#### Stated goal
Every entry must be duplicated precisely as written.

┌──

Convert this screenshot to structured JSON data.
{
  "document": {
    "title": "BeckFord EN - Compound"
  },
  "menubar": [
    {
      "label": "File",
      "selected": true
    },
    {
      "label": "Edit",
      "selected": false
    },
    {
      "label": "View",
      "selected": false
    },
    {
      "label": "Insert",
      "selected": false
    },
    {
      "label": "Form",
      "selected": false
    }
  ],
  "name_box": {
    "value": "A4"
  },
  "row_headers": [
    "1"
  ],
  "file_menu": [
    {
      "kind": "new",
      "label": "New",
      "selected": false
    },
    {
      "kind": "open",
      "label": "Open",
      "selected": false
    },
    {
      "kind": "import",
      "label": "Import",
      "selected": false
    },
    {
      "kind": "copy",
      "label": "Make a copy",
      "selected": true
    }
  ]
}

└──

#### Response
Convert this screenshot to structured JSON data.
{
  "document": {
    "title": "BeckFord EN - Compound"
  },
  "menubar": [
    {
      "label": "File",
      "selected": true
    },
    {
      "label": "Edit",
      "selected": false
    },
    {
      "label": "View",
      "selected": false
    },
    {
      "label": "Insert",
      "selected": false
    },
    {
      "label": "Form",
      "selected": false
    }
  ],
  "name_box": {
    "value": "A4"
  },
  "row_headers": [
    "1"
  ],
  "file_menu": [
    {
      "kind": "new",
      "label": "New",
      "selected": false
    },
    {
      "kind": "open",
      "label": "Open",
      "selected": false
    },
    {
      "kind": "import",
      "label": "Import",
      "selected": false
    },
    {
      "kind": "copy",
      "label": "Make a copy",
      "selected": true
    }
  ]
}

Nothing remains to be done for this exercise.